_To be done_
Write out each record below exactly as it appears, with no pictures.

_Supplied records_
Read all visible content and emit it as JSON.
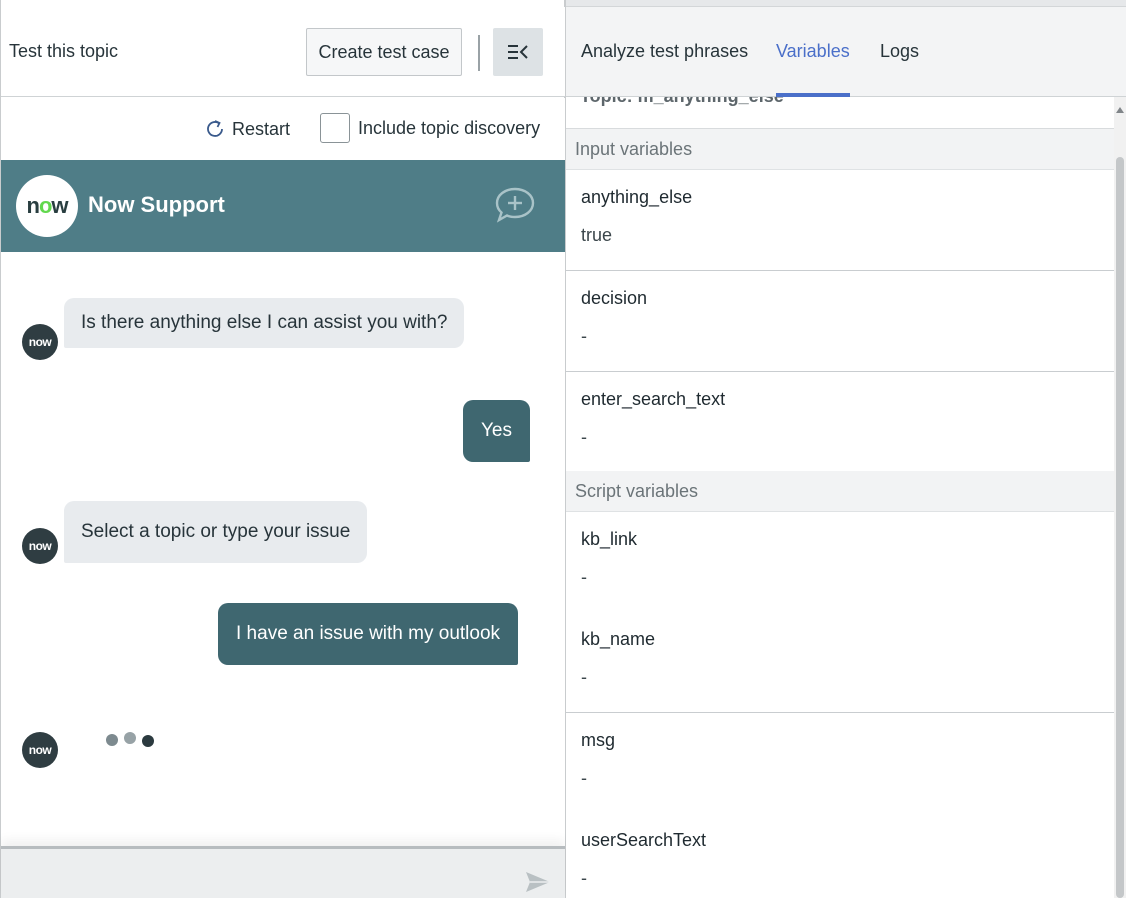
{
  "left": {
    "title": "Test this topic",
    "create_test_case": "Create test case",
    "collapse_icon": "collapse-panel-icon",
    "restart_label": "Restart",
    "restart_icon": "refresh-icon",
    "include_discovery_label": "Include topic discovery",
    "include_discovery_checked": false
  },
  "chat": {
    "title": "Now Support",
    "logo": {
      "n": "n",
      "o": "o",
      "w": "w"
    },
    "avatar_text": "now",
    "new_chat_icon": "chat-plus-icon",
    "messages": [
      {
        "from": "bot",
        "text": "Is there anything else I can assist you with?"
      },
      {
        "from": "user",
        "text": "Yes"
      },
      {
        "from": "bot",
        "text": "Select a topic or type your issue"
      },
      {
        "from": "user",
        "text": "I have an issue with my outlook"
      }
    ],
    "typing_indicator": true,
    "composer_placeholder": "",
    "send_icon": "send-icon"
  },
  "right": {
    "tabs": [
      {
        "label": "Analyze test phrases",
        "active": false
      },
      {
        "label": "Variables",
        "active": true
      },
      {
        "label": "Logs",
        "active": false
      }
    ],
    "topic_line": "Topic: m_anything_else",
    "sections": [
      {
        "label": "Input variables",
        "variables": [
          {
            "name": "anything_else",
            "value": "true"
          },
          {
            "name": "decision",
            "value": "-"
          },
          {
            "name": "enter_search_text",
            "value": "-"
          }
        ]
      },
      {
        "label": "Script variables",
        "variables": [
          {
            "name": "kb_link",
            "value": "-"
          },
          {
            "name": "kb_name",
            "value": "-"
          },
          {
            "name": "msg",
            "value": "-"
          },
          {
            "name": "userSearchText",
            "value": "-"
          }
        ]
      }
    ]
  },
  "colors": {
    "chat_header": "#4f7d87",
    "user_bubble": "#3f6770",
    "bot_bubble": "#e8ebee",
    "active_tab": "#4a6fc9",
    "logo_o": "#62d84e"
  }
}
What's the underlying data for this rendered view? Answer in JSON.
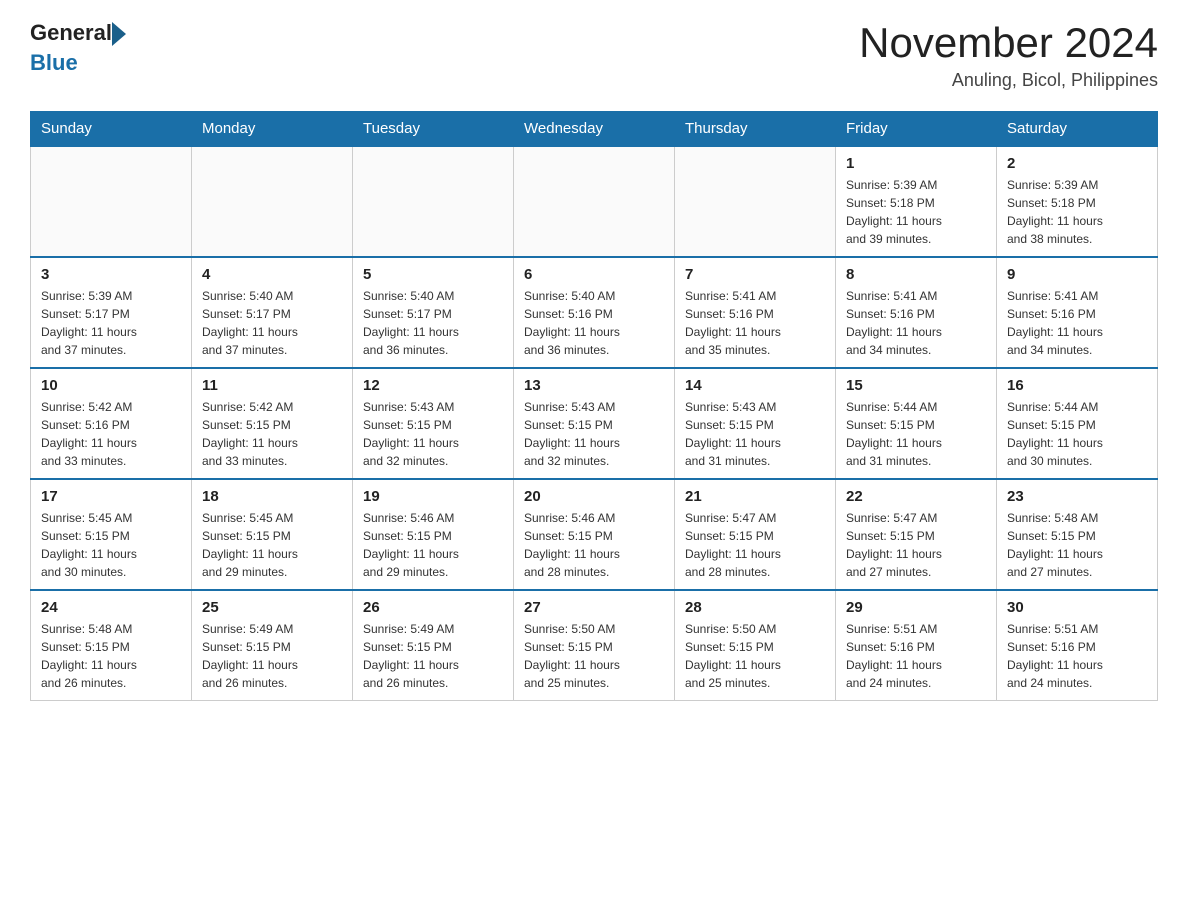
{
  "header": {
    "logo_text_general": "General",
    "logo_text_blue": "Blue",
    "month_year": "November 2024",
    "location": "Anuling, Bicol, Philippines"
  },
  "weekdays": [
    "Sunday",
    "Monday",
    "Tuesday",
    "Wednesday",
    "Thursday",
    "Friday",
    "Saturday"
  ],
  "weeks": [
    [
      {
        "day": "",
        "info": ""
      },
      {
        "day": "",
        "info": ""
      },
      {
        "day": "",
        "info": ""
      },
      {
        "day": "",
        "info": ""
      },
      {
        "day": "",
        "info": ""
      },
      {
        "day": "1",
        "info": "Sunrise: 5:39 AM\nSunset: 5:18 PM\nDaylight: 11 hours\nand 39 minutes."
      },
      {
        "day": "2",
        "info": "Sunrise: 5:39 AM\nSunset: 5:18 PM\nDaylight: 11 hours\nand 38 minutes."
      }
    ],
    [
      {
        "day": "3",
        "info": "Sunrise: 5:39 AM\nSunset: 5:17 PM\nDaylight: 11 hours\nand 37 minutes."
      },
      {
        "day": "4",
        "info": "Sunrise: 5:40 AM\nSunset: 5:17 PM\nDaylight: 11 hours\nand 37 minutes."
      },
      {
        "day": "5",
        "info": "Sunrise: 5:40 AM\nSunset: 5:17 PM\nDaylight: 11 hours\nand 36 minutes."
      },
      {
        "day": "6",
        "info": "Sunrise: 5:40 AM\nSunset: 5:16 PM\nDaylight: 11 hours\nand 36 minutes."
      },
      {
        "day": "7",
        "info": "Sunrise: 5:41 AM\nSunset: 5:16 PM\nDaylight: 11 hours\nand 35 minutes."
      },
      {
        "day": "8",
        "info": "Sunrise: 5:41 AM\nSunset: 5:16 PM\nDaylight: 11 hours\nand 34 minutes."
      },
      {
        "day": "9",
        "info": "Sunrise: 5:41 AM\nSunset: 5:16 PM\nDaylight: 11 hours\nand 34 minutes."
      }
    ],
    [
      {
        "day": "10",
        "info": "Sunrise: 5:42 AM\nSunset: 5:16 PM\nDaylight: 11 hours\nand 33 minutes."
      },
      {
        "day": "11",
        "info": "Sunrise: 5:42 AM\nSunset: 5:15 PM\nDaylight: 11 hours\nand 33 minutes."
      },
      {
        "day": "12",
        "info": "Sunrise: 5:43 AM\nSunset: 5:15 PM\nDaylight: 11 hours\nand 32 minutes."
      },
      {
        "day": "13",
        "info": "Sunrise: 5:43 AM\nSunset: 5:15 PM\nDaylight: 11 hours\nand 32 minutes."
      },
      {
        "day": "14",
        "info": "Sunrise: 5:43 AM\nSunset: 5:15 PM\nDaylight: 11 hours\nand 31 minutes."
      },
      {
        "day": "15",
        "info": "Sunrise: 5:44 AM\nSunset: 5:15 PM\nDaylight: 11 hours\nand 31 minutes."
      },
      {
        "day": "16",
        "info": "Sunrise: 5:44 AM\nSunset: 5:15 PM\nDaylight: 11 hours\nand 30 minutes."
      }
    ],
    [
      {
        "day": "17",
        "info": "Sunrise: 5:45 AM\nSunset: 5:15 PM\nDaylight: 11 hours\nand 30 minutes."
      },
      {
        "day": "18",
        "info": "Sunrise: 5:45 AM\nSunset: 5:15 PM\nDaylight: 11 hours\nand 29 minutes."
      },
      {
        "day": "19",
        "info": "Sunrise: 5:46 AM\nSunset: 5:15 PM\nDaylight: 11 hours\nand 29 minutes."
      },
      {
        "day": "20",
        "info": "Sunrise: 5:46 AM\nSunset: 5:15 PM\nDaylight: 11 hours\nand 28 minutes."
      },
      {
        "day": "21",
        "info": "Sunrise: 5:47 AM\nSunset: 5:15 PM\nDaylight: 11 hours\nand 28 minutes."
      },
      {
        "day": "22",
        "info": "Sunrise: 5:47 AM\nSunset: 5:15 PM\nDaylight: 11 hours\nand 27 minutes."
      },
      {
        "day": "23",
        "info": "Sunrise: 5:48 AM\nSunset: 5:15 PM\nDaylight: 11 hours\nand 27 minutes."
      }
    ],
    [
      {
        "day": "24",
        "info": "Sunrise: 5:48 AM\nSunset: 5:15 PM\nDaylight: 11 hours\nand 26 minutes."
      },
      {
        "day": "25",
        "info": "Sunrise: 5:49 AM\nSunset: 5:15 PM\nDaylight: 11 hours\nand 26 minutes."
      },
      {
        "day": "26",
        "info": "Sunrise: 5:49 AM\nSunset: 5:15 PM\nDaylight: 11 hours\nand 26 minutes."
      },
      {
        "day": "27",
        "info": "Sunrise: 5:50 AM\nSunset: 5:15 PM\nDaylight: 11 hours\nand 25 minutes."
      },
      {
        "day": "28",
        "info": "Sunrise: 5:50 AM\nSunset: 5:15 PM\nDaylight: 11 hours\nand 25 minutes."
      },
      {
        "day": "29",
        "info": "Sunrise: 5:51 AM\nSunset: 5:16 PM\nDaylight: 11 hours\nand 24 minutes."
      },
      {
        "day": "30",
        "info": "Sunrise: 5:51 AM\nSunset: 5:16 PM\nDaylight: 11 hours\nand 24 minutes."
      }
    ]
  ]
}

_Exercise output_
Read all visible content and emit it as JSON.
{
  "left": {
    "title": "Test this topic",
    "create_test_case": "Create test case",
    "collapse_icon": "collapse-panel-icon",
    "restart_label": "Restart",
    "restart_icon": "refresh-icon",
    "include_discovery_label": "Include topic discovery",
    "include_discovery_checked": false
  },
  "chat": {
    "title": "Now Support",
    "logo": {
      "n": "n",
      "o": "o",
      "w": "w"
    },
    "avatar_text": "now",
    "new_chat_icon": "chat-plus-icon",
    "messages": [
      {
        "from": "bot",
        "text": "Is there anything else I can assist you with?"
      },
      {
        "from": "user",
        "text": "Yes"
      },
      {
        "from": "bot",
        "text": "Select a topic or type your issue"
      },
      {
        "from": "user",
        "text": "I have an issue with my outlook"
      }
    ],
    "typing_indicator": true,
    "composer_placeholder": "",
    "send_icon": "send-icon"
  },
  "right": {
    "tabs": [
      {
        "label": "Analyze test phrases",
        "active": false
      },
      {
        "label": "Variables",
        "active": true
      },
      {
        "label": "Logs",
        "active": false
      }
    ],
    "topic_line": "Topic: m_anything_else",
    "sections": [
      {
        "label": "Input variables",
        "variables": [
          {
            "name": "anything_else",
            "value": "true"
          },
          {
            "name": "decision",
            "value": "-"
          },
          {
            "name": "enter_search_text",
            "value": "-"
          }
        ]
      },
      {
        "label": "Script variables",
        "variables": [
          {
            "name": "kb_link",
            "value": "-"
          },
          {
            "name": "kb_name",
            "value": "-"
          },
          {
            "name": "msg",
            "value": "-"
          },
          {
            "name": "userSearchText",
            "value": "-"
          }
        ]
      }
    ]
  },
  "colors": {
    "chat_header": "#4f7d87",
    "user_bubble": "#3f6770",
    "bot_bubble": "#e8ebee",
    "active_tab": "#4a6fc9",
    "logo_o": "#62d84e"
  }
}
What's the underlying data for this rendered view? Answer in JSON.
{
  "header": {
    "logo_text_general": "General",
    "logo_text_blue": "Blue",
    "month_year": "November 2024",
    "location": "Anuling, Bicol, Philippines"
  },
  "weekdays": [
    "Sunday",
    "Monday",
    "Tuesday",
    "Wednesday",
    "Thursday",
    "Friday",
    "Saturday"
  ],
  "weeks": [
    [
      {
        "day": "",
        "info": ""
      },
      {
        "day": "",
        "info": ""
      },
      {
        "day": "",
        "info": ""
      },
      {
        "day": "",
        "info": ""
      },
      {
        "day": "",
        "info": ""
      },
      {
        "day": "1",
        "info": "Sunrise: 5:39 AM\nSunset: 5:18 PM\nDaylight: 11 hours\nand 39 minutes."
      },
      {
        "day": "2",
        "info": "Sunrise: 5:39 AM\nSunset: 5:18 PM\nDaylight: 11 hours\nand 38 minutes."
      }
    ],
    [
      {
        "day": "3",
        "info": "Sunrise: 5:39 AM\nSunset: 5:17 PM\nDaylight: 11 hours\nand 37 minutes."
      },
      {
        "day": "4",
        "info": "Sunrise: 5:40 AM\nSunset: 5:17 PM\nDaylight: 11 hours\nand 37 minutes."
      },
      {
        "day": "5",
        "info": "Sunrise: 5:40 AM\nSunset: 5:17 PM\nDaylight: 11 hours\nand 36 minutes."
      },
      {
        "day": "6",
        "info": "Sunrise: 5:40 AM\nSunset: 5:16 PM\nDaylight: 11 hours\nand 36 minutes."
      },
      {
        "day": "7",
        "info": "Sunrise: 5:41 AM\nSunset: 5:16 PM\nDaylight: 11 hours\nand 35 minutes."
      },
      {
        "day": "8",
        "info": "Sunrise: 5:41 AM\nSunset: 5:16 PM\nDaylight: 11 hours\nand 34 minutes."
      },
      {
        "day": "9",
        "info": "Sunrise: 5:41 AM\nSunset: 5:16 PM\nDaylight: 11 hours\nand 34 minutes."
      }
    ],
    [
      {
        "day": "10",
        "info": "Sunrise: 5:42 AM\nSunset: 5:16 PM\nDaylight: 11 hours\nand 33 minutes."
      },
      {
        "day": "11",
        "info": "Sunrise: 5:42 AM\nSunset: 5:15 PM\nDaylight: 11 hours\nand 33 minutes."
      },
      {
        "day": "12",
        "info": "Sunrise: 5:43 AM\nSunset: 5:15 PM\nDaylight: 11 hours\nand 32 minutes."
      },
      {
        "day": "13",
        "info": "Sunrise: 5:43 AM\nSunset: 5:15 PM\nDaylight: 11 hours\nand 32 minutes."
      },
      {
        "day": "14",
        "info": "Sunrise: 5:43 AM\nSunset: 5:15 PM\nDaylight: 11 hours\nand 31 minutes."
      },
      {
        "day": "15",
        "info": "Sunrise: 5:44 AM\nSunset: 5:15 PM\nDaylight: 11 hours\nand 31 minutes."
      },
      {
        "day": "16",
        "info": "Sunrise: 5:44 AM\nSunset: 5:15 PM\nDaylight: 11 hours\nand 30 minutes."
      }
    ],
    [
      {
        "day": "17",
        "info": "Sunrise: 5:45 AM\nSunset: 5:15 PM\nDaylight: 11 hours\nand 30 minutes."
      },
      {
        "day": "18",
        "info": "Sunrise: 5:45 AM\nSunset: 5:15 PM\nDaylight: 11 hours\nand 29 minutes."
      },
      {
        "day": "19",
        "info": "Sunrise: 5:46 AM\nSunset: 5:15 PM\nDaylight: 11 hours\nand 29 minutes."
      },
      {
        "day": "20",
        "info": "Sunrise: 5:46 AM\nSunset: 5:15 PM\nDaylight: 11 hours\nand 28 minutes."
      },
      {
        "day": "21",
        "info": "Sunrise: 5:47 AM\nSunset: 5:15 PM\nDaylight: 11 hours\nand 28 minutes."
      },
      {
        "day": "22",
        "info": "Sunrise: 5:47 AM\nSunset: 5:15 PM\nDaylight: 11 hours\nand 27 minutes."
      },
      {
        "day": "23",
        "info": "Sunrise: 5:48 AM\nSunset: 5:15 PM\nDaylight: 11 hours\nand 27 minutes."
      }
    ],
    [
      {
        "day": "24",
        "info": "Sunrise: 5:48 AM\nSunset: 5:15 PM\nDaylight: 11 hours\nand 26 minutes."
      },
      {
        "day": "25",
        "info": "Sunrise: 5:49 AM\nSunset: 5:15 PM\nDaylight: 11 hours\nand 26 minutes."
      },
      {
        "day": "26",
        "info": "Sunrise: 5:49 AM\nSunset: 5:15 PM\nDaylight: 11 hours\nand 26 minutes."
      },
      {
        "day": "27",
        "info": "Sunrise: 5:50 AM\nSunset: 5:15 PM\nDaylight: 11 hours\nand 25 minutes."
      },
      {
        "day": "28",
        "info": "Sunrise: 5:50 AM\nSunset: 5:15 PM\nDaylight: 11 hours\nand 25 minutes."
      },
      {
        "day": "29",
        "info": "Sunrise: 5:51 AM\nSunset: 5:16 PM\nDaylight: 11 hours\nand 24 minutes."
      },
      {
        "day": "30",
        "info": "Sunrise: 5:51 AM\nSunset: 5:16 PM\nDaylight: 11 hours\nand 24 minutes."
      }
    ]
  ]
}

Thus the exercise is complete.